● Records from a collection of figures
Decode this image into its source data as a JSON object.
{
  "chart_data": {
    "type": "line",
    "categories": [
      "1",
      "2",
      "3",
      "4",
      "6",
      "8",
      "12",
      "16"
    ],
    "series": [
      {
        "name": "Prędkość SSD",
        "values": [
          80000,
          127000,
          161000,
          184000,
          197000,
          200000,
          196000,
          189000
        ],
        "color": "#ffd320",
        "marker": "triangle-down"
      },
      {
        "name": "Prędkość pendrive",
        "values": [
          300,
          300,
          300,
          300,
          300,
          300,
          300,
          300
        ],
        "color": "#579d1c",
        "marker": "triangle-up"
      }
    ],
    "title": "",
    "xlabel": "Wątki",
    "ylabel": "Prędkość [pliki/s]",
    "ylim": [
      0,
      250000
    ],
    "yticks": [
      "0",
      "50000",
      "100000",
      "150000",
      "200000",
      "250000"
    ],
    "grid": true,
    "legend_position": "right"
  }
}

● THE PROBLEM
Wherever the string "triangle" appears in the entries above, list that line.

● RESULT BELOW
        "marker": "triangle-down"
        "marker": "triangle-up"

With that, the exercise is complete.